# [SHORT PROBLEM]
Please return the full listing below without altering anything.
**** INPUT ****
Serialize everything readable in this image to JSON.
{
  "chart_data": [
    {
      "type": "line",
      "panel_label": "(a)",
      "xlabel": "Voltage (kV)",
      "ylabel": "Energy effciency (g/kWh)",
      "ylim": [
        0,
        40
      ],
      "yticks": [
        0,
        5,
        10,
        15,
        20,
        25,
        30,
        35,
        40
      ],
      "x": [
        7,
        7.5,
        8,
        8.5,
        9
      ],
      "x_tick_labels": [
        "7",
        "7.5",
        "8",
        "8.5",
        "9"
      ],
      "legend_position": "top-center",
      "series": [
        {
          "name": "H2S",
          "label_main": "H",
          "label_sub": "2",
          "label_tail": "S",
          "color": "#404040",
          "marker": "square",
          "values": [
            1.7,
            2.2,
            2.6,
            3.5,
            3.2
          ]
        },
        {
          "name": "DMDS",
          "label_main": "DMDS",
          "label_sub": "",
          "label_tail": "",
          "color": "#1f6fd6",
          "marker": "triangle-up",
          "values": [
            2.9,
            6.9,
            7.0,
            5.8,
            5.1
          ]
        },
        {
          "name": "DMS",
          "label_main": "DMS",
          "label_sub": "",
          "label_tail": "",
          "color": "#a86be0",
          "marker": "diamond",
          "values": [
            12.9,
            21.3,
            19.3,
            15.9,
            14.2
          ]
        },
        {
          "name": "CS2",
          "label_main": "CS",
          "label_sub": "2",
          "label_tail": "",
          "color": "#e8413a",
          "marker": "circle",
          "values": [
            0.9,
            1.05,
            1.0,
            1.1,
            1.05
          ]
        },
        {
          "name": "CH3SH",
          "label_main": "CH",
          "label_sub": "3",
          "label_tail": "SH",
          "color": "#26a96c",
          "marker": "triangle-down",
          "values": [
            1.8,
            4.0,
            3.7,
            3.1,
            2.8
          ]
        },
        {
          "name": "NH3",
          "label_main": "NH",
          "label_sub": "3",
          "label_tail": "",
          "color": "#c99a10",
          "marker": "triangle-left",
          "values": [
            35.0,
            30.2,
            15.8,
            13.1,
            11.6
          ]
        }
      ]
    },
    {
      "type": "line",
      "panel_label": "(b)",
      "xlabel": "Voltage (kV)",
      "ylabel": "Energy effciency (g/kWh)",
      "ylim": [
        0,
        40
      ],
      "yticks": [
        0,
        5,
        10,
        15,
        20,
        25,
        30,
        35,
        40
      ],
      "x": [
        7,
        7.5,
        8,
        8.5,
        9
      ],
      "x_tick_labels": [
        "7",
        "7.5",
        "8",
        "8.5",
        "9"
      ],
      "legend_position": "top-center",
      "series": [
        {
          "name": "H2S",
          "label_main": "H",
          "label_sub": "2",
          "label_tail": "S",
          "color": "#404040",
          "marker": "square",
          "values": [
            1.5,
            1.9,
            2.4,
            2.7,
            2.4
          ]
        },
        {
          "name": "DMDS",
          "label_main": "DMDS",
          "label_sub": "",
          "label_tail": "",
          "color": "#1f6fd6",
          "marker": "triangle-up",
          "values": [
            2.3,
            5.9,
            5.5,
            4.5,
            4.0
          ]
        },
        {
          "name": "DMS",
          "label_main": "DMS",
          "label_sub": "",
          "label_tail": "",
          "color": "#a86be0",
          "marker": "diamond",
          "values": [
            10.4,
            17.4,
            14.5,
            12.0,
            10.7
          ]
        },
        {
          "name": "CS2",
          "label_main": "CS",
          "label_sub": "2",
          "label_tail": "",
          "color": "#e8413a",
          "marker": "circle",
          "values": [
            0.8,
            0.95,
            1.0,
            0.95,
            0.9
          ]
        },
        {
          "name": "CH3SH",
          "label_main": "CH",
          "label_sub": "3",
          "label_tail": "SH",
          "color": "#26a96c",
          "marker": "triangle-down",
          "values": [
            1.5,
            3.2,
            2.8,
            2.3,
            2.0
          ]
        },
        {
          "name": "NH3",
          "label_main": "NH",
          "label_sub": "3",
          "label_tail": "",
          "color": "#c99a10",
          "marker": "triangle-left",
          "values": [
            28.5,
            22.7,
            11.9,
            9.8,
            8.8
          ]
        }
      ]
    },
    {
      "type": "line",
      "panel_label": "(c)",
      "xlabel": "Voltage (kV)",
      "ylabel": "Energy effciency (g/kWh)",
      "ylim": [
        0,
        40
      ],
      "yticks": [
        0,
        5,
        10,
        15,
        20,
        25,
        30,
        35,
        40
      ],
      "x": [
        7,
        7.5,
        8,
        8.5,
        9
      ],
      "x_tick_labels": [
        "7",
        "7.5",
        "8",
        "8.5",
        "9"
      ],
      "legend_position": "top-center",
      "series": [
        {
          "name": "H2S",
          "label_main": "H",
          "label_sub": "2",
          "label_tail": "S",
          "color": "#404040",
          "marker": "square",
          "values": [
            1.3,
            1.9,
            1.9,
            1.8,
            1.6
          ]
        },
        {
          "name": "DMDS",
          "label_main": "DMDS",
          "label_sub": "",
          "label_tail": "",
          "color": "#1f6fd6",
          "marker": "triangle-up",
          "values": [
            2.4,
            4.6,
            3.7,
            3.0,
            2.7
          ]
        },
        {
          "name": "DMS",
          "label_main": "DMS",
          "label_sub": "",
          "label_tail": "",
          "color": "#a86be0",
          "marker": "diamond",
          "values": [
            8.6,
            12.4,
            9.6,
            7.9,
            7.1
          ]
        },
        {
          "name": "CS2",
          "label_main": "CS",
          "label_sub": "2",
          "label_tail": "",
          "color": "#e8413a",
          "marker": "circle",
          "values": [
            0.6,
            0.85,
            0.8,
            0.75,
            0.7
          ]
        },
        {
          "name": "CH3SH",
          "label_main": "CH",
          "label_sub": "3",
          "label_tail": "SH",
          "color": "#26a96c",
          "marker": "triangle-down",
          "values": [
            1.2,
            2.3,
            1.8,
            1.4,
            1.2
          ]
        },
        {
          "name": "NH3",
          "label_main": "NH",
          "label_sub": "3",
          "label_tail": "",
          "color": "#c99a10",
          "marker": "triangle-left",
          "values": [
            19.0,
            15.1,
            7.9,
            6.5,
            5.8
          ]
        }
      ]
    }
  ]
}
****
# [OUTPUT FOR THIS EXERCISE]
Serialize everything readable in this image to JSON.
{
  "chart_data": [
    {
      "type": "line",
      "panel_label": "(a)",
      "xlabel": "Voltage (kV)",
      "ylabel": "Energy effciency (g/kWh)",
      "ylim": [
        0,
        40
      ],
      "yticks": [
        0,
        5,
        10,
        15,
        20,
        25,
        30,
        35,
        40
      ],
      "x": [
        7,
        7.5,
        8,
        8.5,
        9
      ],
      "x_tick_labels": [
        "7",
        "7.5",
        "8",
        "8.5",
        "9"
      ],
      "legend_position": "top-center",
      "series": [
        {
          "name": "H2S",
          "label_main": "H",
          "label_sub": "2",
          "label_tail": "S",
          "color": "#404040",
          "marker": "square",
          "values": [
            1.7,
            2.2,
            2.6,
            3.5,
            3.2
          ]
        },
        {
          "name": "DMDS",
          "label_main": "DMDS",
          "label_sub": "",
          "label_tail": "",
          "color": "#1f6fd6",
          "marker": "triangle-up",
          "values": [
            2.9,
            6.9,
            7.0,
            5.8,
            5.1
          ]
        },
        {
          "name": "DMS",
          "label_main": "DMS",
          "label_sub": "",
          "label_tail": "",
          "color": "#a86be0",
          "marker": "diamond",
          "values": [
            12.9,
            21.3,
            19.3,
            15.9,
            14.2
          ]
        },
        {
          "name": "CS2",
          "label_main": "CS",
          "label_sub": "2",
          "label_tail": "",
          "color": "#e8413a",
          "marker": "circle",
          "values": [
            0.9,
            1.05,
            1.0,
            1.1,
            1.05
          ]
        },
        {
          "name": "CH3SH",
          "label_main": "CH",
          "label_sub": "3",
          "label_tail": "SH",
          "color": "#26a96c",
          "marker": "triangle-down",
          "values": [
            1.8,
            4.0,
            3.7,
            3.1,
            2.8
          ]
        },
        {
          "name": "NH3",
          "label_main": "NH",
          "label_sub": "3",
          "label_tail": "",
          "color": "#c99a10",
          "marker": "triangle-left",
          "values": [
            35.0,
            30.2,
            15.8,
            13.1,
            11.6
          ]
        }
      ]
    },
    {
      "type": "line",
      "panel_label": "(b)",
      "xlabel": "Voltage (kV)",
      "ylabel": "Energy effciency (g/kWh)",
      "ylim": [
        0,
        40
      ],
      "yticks": [
        0,
        5,
        10,
        15,
        20,
        25,
        30,
        35,
        40
      ],
      "x": [
        7,
        7.5,
        8,
        8.5,
        9
      ],
      "x_tick_labels": [
        "7",
        "7.5",
        "8",
        "8.5",
        "9"
      ],
      "legend_position": "top-center",
      "series": [
        {
          "name": "H2S",
          "label_main": "H",
          "label_sub": "2",
          "label_tail": "S",
          "color": "#404040",
          "marker": "square",
          "values": [
            1.5,
            1.9,
            2.4,
            2.7,
            2.4
          ]
        },
        {
          "name": "DMDS",
          "label_main": "DMDS",
          "label_sub": "",
          "label_tail": "",
          "color": "#1f6fd6",
          "marker": "triangle-up",
          "values": [
            2.3,
            5.9,
            5.5,
            4.5,
            4.0
          ]
        },
        {
          "name": "DMS",
          "label_main": "DMS",
          "label_sub": "",
          "label_tail": "",
          "color": "#a86be0",
          "marker": "diamond",
          "values": [
            10.4,
            17.4,
            14.5,
            12.0,
            10.7
          ]
        },
        {
          "name": "CS2",
          "label_main": "CS",
          "label_sub": "2",
          "label_tail": "",
          "color": "#e8413a",
          "marker": "circle",
          "values": [
            0.8,
            0.95,
            1.0,
            0.95,
            0.9
          ]
        },
        {
          "name": "CH3SH",
          "label_main": "CH",
          "label_sub": "3",
          "label_tail": "SH",
          "color": "#26a96c",
          "marker": "triangle-down",
          "values": [
            1.5,
            3.2,
            2.8,
            2.3,
            2.0
          ]
        },
        {
          "name": "NH3",
          "label_main": "NH",
          "label_sub": "3",
          "label_tail": "",
          "color": "#c99a10",
          "marker": "triangle-left",
          "values": [
            28.5,
            22.7,
            11.9,
            9.8,
            8.8
          ]
        }
      ]
    },
    {
      "type": "line",
      "panel_label": "(c)",
      "xlabel": "Voltage (kV)",
      "ylabel": "Energy effciency (g/kWh)",
      "ylim": [
        0,
        40
      ],
      "yticks": [
        0,
        5,
        10,
        15,
        20,
        25,
        30,
        35,
        40
      ],
      "x": [
        7,
        7.5,
        8,
        8.5,
        9
      ],
      "x_tick_labels": [
        "7",
        "7.5",
        "8",
        "8.5",
        "9"
      ],
      "legend_position": "top-center",
      "series": [
        {
          "name": "H2S",
          "label_main": "H",
          "label_sub": "2",
          "label_tail": "S",
          "color": "#404040",
          "marker": "square",
          "values": [
            1.3,
            1.9,
            1.9,
            1.8,
            1.6
          ]
        },
        {
          "name": "DMDS",
          "label_main": "DMDS",
          "label_sub": "",
          "label_tail": "",
          "color": "#1f6fd6",
          "marker": "triangle-up",
          "values": [
            2.4,
            4.6,
            3.7,
            3.0,
            2.7
          ]
        },
        {
          "name": "DMS",
          "label_main": "DMS",
          "label_sub": "",
          "label_tail": "",
          "color": "#a86be0",
          "marker": "diamond",
          "values": [
            8.6,
            12.4,
            9.6,
            7.9,
            7.1
          ]
        },
        {
          "name": "CS2",
          "label_main": "CS",
          "label_sub": "2",
          "label_tail": "",
          "color": "#e8413a",
          "marker": "circle",
          "values": [
            0.6,
            0.85,
            0.8,
            0.75,
            0.7
          ]
        },
        {
          "name": "CH3SH",
          "label_main": "CH",
          "label_sub": "3",
          "label_tail": "SH",
          "color": "#26a96c",
          "marker": "triangle-down",
          "values": [
            1.2,
            2.3,
            1.8,
            1.4,
            1.2
          ]
        },
        {
          "name": "NH3",
          "label_main": "NH",
          "label_sub": "3",
          "label_tail": "",
          "color": "#c99a10",
          "marker": "triangle-left",
          "values": [
            19.0,
            15.1,
            7.9,
            6.5,
            5.8
          ]
        }
      ]
    }
  ]
}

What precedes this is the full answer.